**Task description**.
Write every record out again exactly, and keep images out of it.

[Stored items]
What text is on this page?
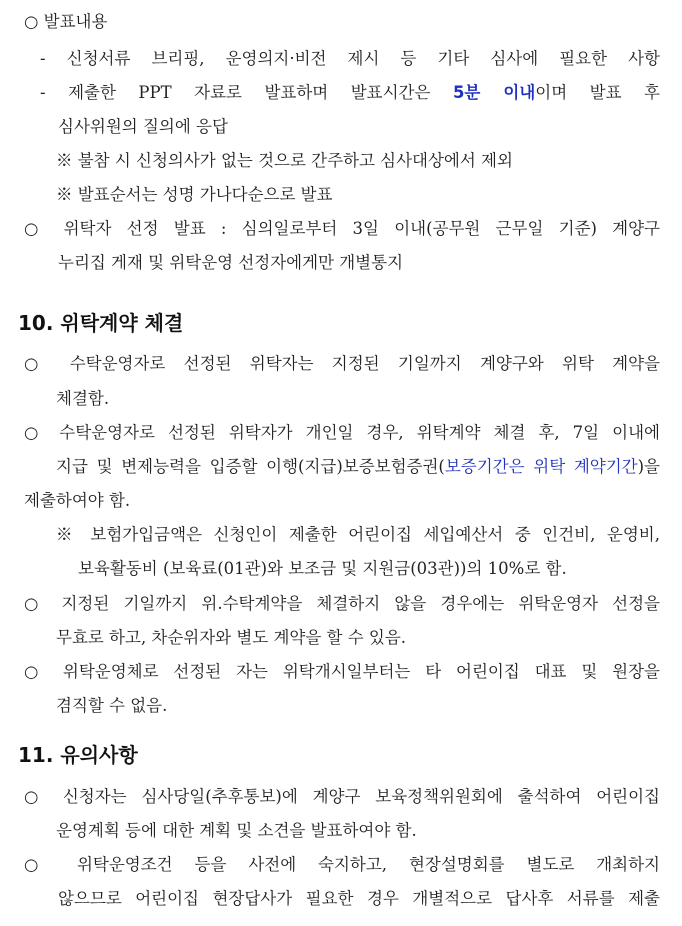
○ 발표내용
- 신청서류 브리핑, 운영의지·비전 제시 등 기타 심사에 필요한 사항
- 제출한 PPT 자료로 발표하며 발표시간은 5분 이내이며 발표 후
심사위원의 질의에 응답
※ 불참 시 신청의사가 없는 것으로 간주하고 심사대상에서 제외
※ 발표순서는 성명 가나다순으로 발표
○ 위탁자 선정 발표 : 심의일로부터 3일 이내(공무원 근무일 기준) 계양구
누리집 게재 및 위탁운영 선정자에게만 개별통지
10. 위탁계약 체결
○ 수탁운영자로 선정된 위탁자는 지정된 기일까지 계양구와 위탁 계약을
체결함.
○ 수탁운영자로 선정된 위탁자가 개인일 경우, 위탁계약 체결 후, 7일 이내에
지급 및 변제능력을 입증할 이행(지급)보증보험증권(보증기간은 위탁 계약기간)을
제출하여야 함.
※ 보험가입금액은 신청인이 제출한 어린이집 세입예산서 중 인건비, 운영비,
보육활동비 (보육료(01관)와 보조금 및 지원금(03관))의 10%로 함.
○ 지정된 기일까지 위.수탁계약을 체결하지 않을 경우에는 위탁운영자 선정을
무효로 하고, 차순위자와 별도 계약을 할 수 있음.
○ 위탁운영체로 선정된 자는 위탁개시일부터는 타 어린이집 대표 및 원장을
겸직할 수 없음.
11. 유의사항
○ 신청자는 심사당일(추후통보)에 계양구 보육정책위원회에 출석하여 어린이집
운영계획 등에 대한 계획 및 소견을 발표하여야 함.
○ 위탁운영조건 등을 사전에 숙지하고, 현장설명회를 별도로 개최하지
않으므로 어린이집 현장답사가 필요한 경우 개별적으로 답사후 서류를 제출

**Result below**.
What text is on this page?
○ 발표내용
- 신청서류 브리핑, 운영의지·비전 제시 등 기타 심사에 필요한 사항
- 제출한 PPT 자료로 발표하며 발표시간은 5분 이내이며 발표 후
심사위원의 질의에 응답
※ 불참 시 신청의사가 없는 것으로 간주하고 심사대상에서 제외
※ 발표순서는 성명 가나다순으로 발표
○ 위탁자 선정 발표 : 심의일로부터 3일 이내(공무원 근무일 기준) 계양구
누리집 게재 및 위탁운영 선정자에게만 개별통지
10. 위탁계약 체결
○ 수탁운영자로 선정된 위탁자는 지정된 기일까지 계양구와 위탁 계약을
체결함.
○ 수탁운영자로 선정된 위탁자가 개인일 경우, 위탁계약 체결 후, 7일 이내에
지급 및 변제능력을 입증할 이행(지급)보증보험증권(보증기간은 위탁 계약기간)을
제출하여야 함.
※ 보험가입금액은 신청인이 제출한 어린이집 세입예산서 중 인건비, 운영비,
보육활동비 (보육료(01관)와 보조금 및 지원금(03관))의 10%로 함.
○ 지정된 기일까지 위.수탁계약을 체결하지 않을 경우에는 위탁운영자 선정을
무효로 하고, 차순위자와 별도 계약을 할 수 있음.
○ 위탁운영체로 선정된 자는 위탁개시일부터는 타 어린이집 대표 및 원장을
겸직할 수 없음.
11. 유의사항
○ 신청자는 심사당일(추후통보)에 계양구 보육정책위원회에 출석하여 어린이집
운영계획 등에 대한 계획 및 소견을 발표하여야 함.
○ 위탁운영조건 등을 사전에 숙지하고, 현장설명회를 별도로 개최하지
않으므로 어린이집 현장답사가 필요한 경우 개별적으로 답사후 서류를 제출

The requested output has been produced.